* **Exercise objective**: How many of these lines hold the string "unique"? Answer with the number only.
** START OF Data shown **
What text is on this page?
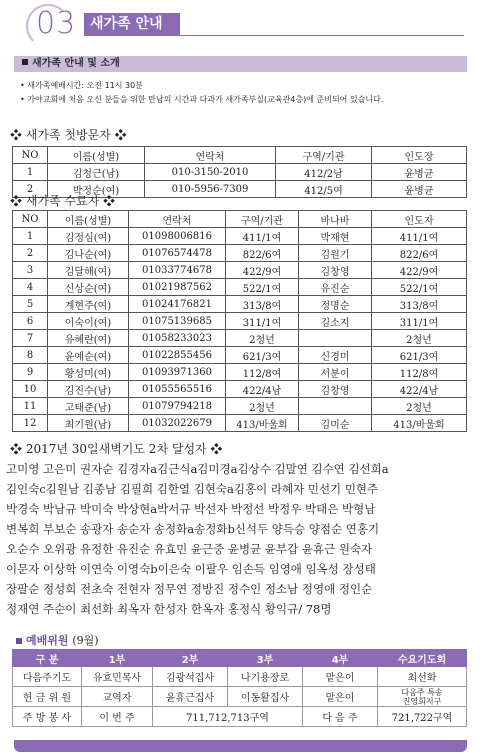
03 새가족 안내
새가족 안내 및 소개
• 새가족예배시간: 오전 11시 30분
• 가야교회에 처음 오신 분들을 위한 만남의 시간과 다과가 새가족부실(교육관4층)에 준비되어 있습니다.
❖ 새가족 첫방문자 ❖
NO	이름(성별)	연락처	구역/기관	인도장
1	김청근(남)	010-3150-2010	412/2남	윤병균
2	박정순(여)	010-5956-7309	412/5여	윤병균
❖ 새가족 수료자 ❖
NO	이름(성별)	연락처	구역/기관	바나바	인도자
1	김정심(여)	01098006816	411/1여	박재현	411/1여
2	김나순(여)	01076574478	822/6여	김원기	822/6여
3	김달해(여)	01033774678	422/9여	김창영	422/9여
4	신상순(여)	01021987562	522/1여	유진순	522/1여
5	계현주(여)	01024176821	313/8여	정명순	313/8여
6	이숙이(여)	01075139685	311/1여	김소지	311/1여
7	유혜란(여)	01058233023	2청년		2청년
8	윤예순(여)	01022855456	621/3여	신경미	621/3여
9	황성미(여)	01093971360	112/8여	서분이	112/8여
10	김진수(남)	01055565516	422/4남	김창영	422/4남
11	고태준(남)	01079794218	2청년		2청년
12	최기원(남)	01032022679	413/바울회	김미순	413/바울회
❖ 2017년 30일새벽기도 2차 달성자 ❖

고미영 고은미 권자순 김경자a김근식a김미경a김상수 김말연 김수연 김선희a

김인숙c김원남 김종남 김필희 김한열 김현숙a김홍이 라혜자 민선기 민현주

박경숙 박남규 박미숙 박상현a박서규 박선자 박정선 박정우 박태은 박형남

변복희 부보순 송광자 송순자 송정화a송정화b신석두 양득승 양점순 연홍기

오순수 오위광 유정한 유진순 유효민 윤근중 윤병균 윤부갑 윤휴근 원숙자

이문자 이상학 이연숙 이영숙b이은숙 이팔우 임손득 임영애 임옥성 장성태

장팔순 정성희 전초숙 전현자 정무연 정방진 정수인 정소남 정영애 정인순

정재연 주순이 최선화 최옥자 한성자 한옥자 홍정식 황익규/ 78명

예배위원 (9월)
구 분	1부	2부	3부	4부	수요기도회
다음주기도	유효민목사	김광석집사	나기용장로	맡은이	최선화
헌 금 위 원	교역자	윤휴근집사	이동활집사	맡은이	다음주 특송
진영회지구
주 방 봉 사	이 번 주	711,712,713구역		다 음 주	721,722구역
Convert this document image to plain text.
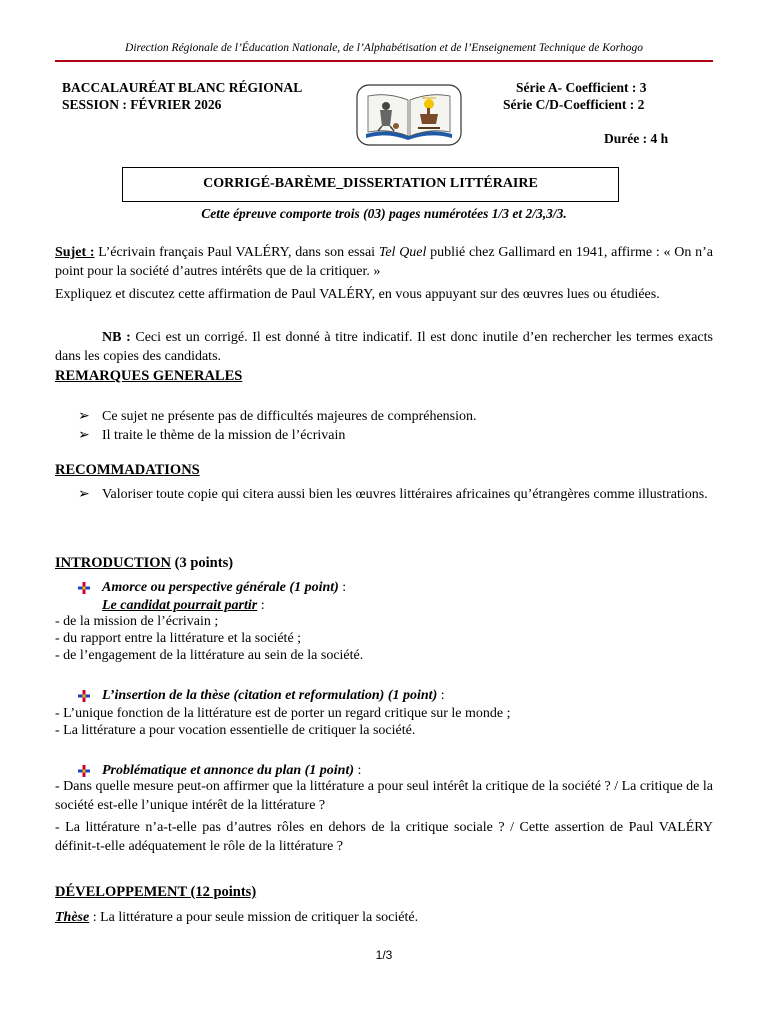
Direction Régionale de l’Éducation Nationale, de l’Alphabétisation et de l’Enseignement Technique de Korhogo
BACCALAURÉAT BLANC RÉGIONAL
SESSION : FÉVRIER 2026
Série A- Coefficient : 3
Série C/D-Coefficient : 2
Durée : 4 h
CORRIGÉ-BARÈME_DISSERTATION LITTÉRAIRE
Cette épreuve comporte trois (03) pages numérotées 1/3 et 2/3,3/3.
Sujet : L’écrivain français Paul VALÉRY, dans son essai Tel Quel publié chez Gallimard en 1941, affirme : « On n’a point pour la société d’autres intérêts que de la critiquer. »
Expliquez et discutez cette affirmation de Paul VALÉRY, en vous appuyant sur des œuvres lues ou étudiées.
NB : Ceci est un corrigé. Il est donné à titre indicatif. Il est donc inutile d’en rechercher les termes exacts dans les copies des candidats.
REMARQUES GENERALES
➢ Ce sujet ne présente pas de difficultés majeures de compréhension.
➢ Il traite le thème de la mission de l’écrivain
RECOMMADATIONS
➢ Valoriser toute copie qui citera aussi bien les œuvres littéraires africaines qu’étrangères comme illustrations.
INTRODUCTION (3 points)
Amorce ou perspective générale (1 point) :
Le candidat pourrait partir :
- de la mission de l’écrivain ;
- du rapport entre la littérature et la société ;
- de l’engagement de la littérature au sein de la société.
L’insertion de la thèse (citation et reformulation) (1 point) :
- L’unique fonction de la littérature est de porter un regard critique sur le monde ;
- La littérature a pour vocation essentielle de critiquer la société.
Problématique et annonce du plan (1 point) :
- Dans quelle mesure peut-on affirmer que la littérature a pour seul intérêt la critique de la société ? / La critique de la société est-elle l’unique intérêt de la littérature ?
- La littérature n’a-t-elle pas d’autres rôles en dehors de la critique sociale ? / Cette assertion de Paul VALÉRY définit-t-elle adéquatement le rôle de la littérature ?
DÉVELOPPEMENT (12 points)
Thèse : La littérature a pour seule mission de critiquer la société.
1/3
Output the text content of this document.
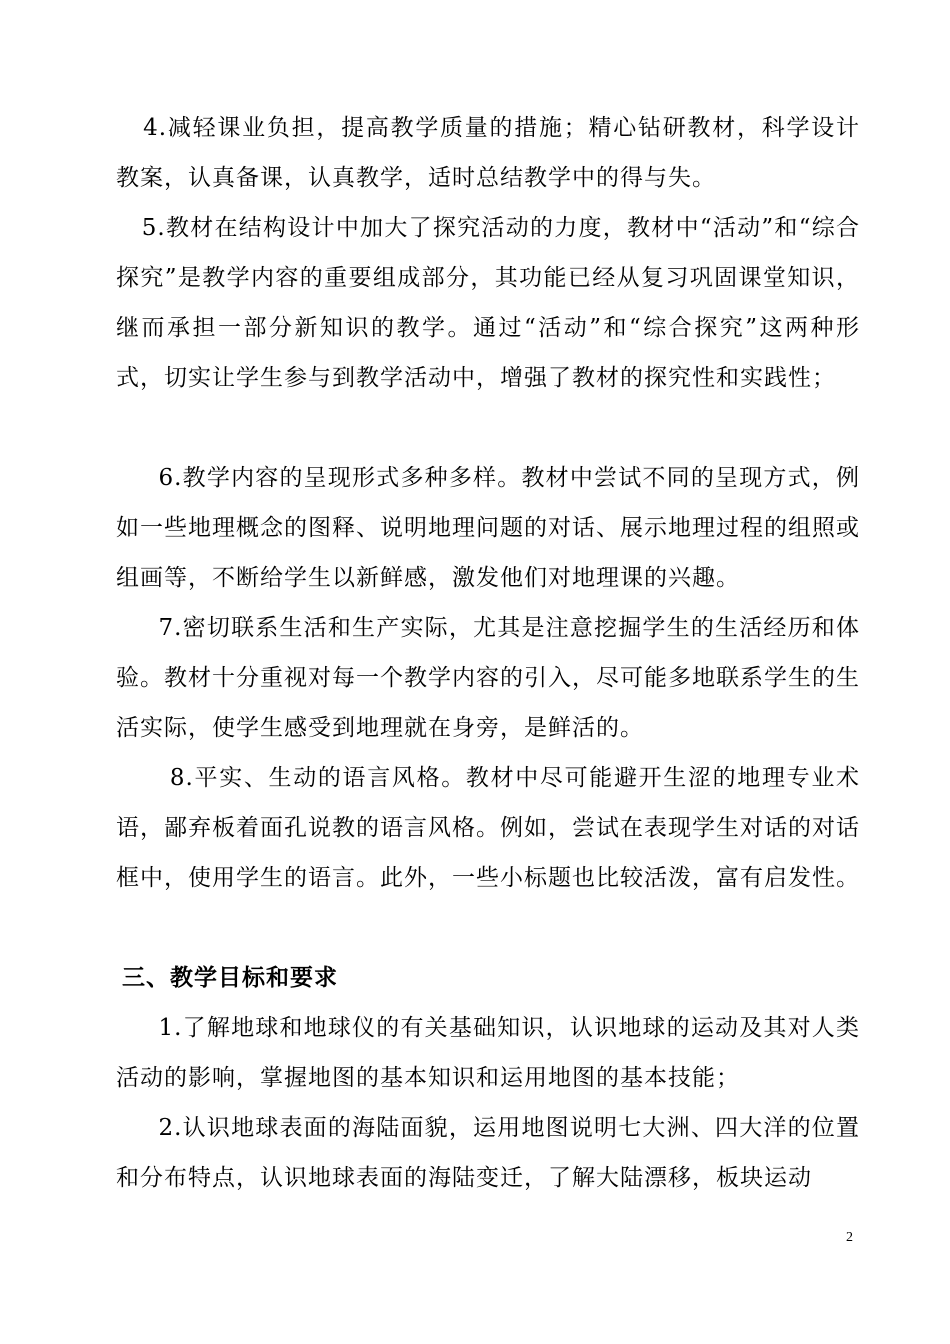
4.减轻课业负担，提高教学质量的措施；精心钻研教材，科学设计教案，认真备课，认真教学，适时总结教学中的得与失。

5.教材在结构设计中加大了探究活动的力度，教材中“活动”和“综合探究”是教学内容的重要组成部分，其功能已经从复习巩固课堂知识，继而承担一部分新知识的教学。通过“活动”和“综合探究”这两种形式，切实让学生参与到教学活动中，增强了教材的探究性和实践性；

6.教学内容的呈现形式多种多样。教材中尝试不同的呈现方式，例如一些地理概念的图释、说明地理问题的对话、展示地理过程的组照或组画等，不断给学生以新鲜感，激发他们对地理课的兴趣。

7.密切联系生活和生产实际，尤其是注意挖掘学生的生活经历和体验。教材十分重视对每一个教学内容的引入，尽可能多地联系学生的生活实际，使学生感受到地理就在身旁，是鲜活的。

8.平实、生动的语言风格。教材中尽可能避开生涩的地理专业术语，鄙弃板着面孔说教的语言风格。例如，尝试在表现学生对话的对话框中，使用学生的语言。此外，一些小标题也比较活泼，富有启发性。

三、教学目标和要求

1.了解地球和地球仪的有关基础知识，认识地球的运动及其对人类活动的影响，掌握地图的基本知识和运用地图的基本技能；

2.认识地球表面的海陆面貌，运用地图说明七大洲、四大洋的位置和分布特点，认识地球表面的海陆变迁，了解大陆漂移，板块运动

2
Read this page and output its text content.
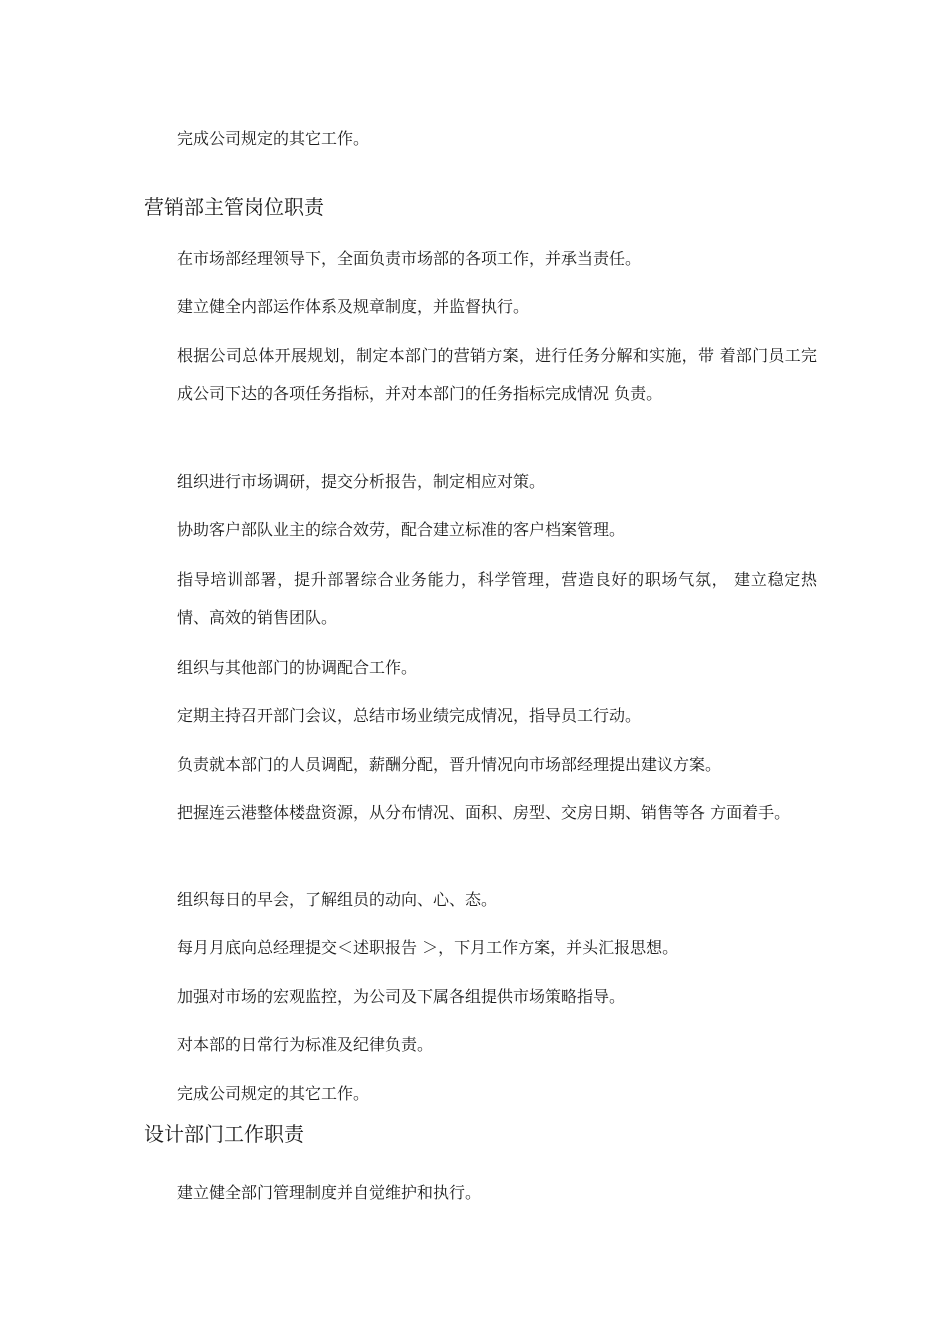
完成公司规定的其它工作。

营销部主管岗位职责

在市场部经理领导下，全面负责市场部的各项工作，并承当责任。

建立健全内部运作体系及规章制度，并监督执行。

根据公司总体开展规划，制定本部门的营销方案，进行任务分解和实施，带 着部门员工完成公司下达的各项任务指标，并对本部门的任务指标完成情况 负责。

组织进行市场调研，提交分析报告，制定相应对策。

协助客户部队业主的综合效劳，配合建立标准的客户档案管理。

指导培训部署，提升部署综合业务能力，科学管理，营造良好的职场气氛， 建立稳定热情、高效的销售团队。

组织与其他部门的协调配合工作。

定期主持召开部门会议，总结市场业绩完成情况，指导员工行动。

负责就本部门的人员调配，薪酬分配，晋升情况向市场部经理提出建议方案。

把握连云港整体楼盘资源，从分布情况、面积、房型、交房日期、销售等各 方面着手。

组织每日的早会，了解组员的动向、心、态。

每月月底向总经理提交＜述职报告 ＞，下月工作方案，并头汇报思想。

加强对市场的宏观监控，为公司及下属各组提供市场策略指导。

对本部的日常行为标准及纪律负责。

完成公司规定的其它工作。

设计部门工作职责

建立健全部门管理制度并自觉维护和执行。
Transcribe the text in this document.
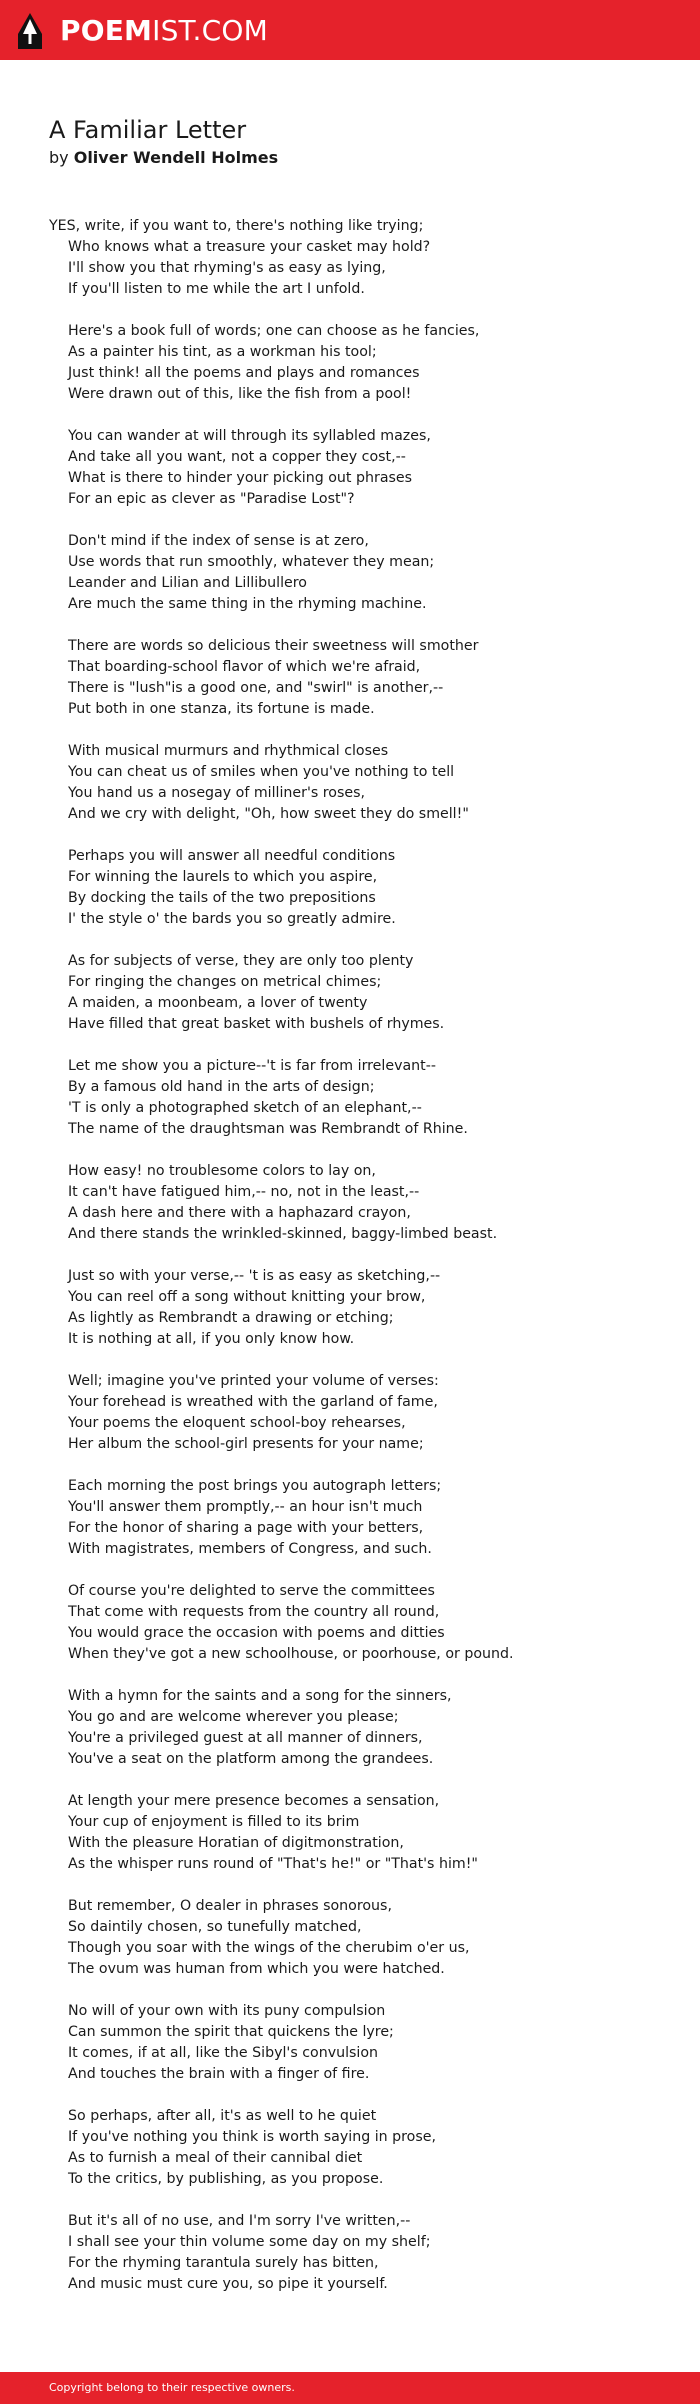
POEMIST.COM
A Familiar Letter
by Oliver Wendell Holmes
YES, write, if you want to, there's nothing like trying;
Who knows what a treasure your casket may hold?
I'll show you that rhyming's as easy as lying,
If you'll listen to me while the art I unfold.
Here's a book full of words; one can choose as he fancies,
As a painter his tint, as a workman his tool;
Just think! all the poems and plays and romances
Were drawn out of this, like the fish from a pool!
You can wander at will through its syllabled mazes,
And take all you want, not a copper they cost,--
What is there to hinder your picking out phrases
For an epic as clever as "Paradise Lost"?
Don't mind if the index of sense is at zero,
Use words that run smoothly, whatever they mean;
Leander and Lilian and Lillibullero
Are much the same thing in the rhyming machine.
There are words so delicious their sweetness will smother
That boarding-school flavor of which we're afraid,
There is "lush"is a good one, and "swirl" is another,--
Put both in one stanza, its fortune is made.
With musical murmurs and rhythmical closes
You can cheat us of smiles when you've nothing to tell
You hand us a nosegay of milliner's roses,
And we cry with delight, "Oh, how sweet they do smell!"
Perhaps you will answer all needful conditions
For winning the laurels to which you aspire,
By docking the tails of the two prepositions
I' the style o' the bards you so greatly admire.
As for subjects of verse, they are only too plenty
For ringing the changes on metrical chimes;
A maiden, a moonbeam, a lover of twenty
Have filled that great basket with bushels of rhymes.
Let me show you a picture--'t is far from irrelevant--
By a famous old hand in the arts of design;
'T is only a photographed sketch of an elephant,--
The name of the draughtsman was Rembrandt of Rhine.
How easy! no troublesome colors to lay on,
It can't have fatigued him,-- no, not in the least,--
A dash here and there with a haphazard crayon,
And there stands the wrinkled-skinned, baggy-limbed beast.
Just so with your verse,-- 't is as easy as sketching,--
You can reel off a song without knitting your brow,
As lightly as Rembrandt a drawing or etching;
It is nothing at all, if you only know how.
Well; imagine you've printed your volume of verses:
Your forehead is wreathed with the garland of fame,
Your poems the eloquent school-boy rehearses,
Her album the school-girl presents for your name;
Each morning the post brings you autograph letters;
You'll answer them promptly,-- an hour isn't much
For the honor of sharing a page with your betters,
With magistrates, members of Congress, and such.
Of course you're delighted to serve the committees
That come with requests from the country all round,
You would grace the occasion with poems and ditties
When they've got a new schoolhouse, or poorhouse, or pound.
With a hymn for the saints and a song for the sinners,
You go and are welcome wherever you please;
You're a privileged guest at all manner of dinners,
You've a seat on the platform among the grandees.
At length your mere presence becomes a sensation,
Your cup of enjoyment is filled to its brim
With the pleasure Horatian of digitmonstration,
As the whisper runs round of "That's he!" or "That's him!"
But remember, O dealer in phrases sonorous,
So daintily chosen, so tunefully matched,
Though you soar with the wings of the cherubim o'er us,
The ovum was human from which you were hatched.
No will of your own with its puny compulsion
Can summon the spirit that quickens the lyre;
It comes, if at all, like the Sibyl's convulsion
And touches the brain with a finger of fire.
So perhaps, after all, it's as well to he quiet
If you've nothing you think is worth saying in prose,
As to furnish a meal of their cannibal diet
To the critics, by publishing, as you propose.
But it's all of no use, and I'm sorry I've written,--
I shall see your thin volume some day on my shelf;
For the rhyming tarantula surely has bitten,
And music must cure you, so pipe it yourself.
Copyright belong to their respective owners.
** END OF Data shown **
* **Result of the exercise**: 2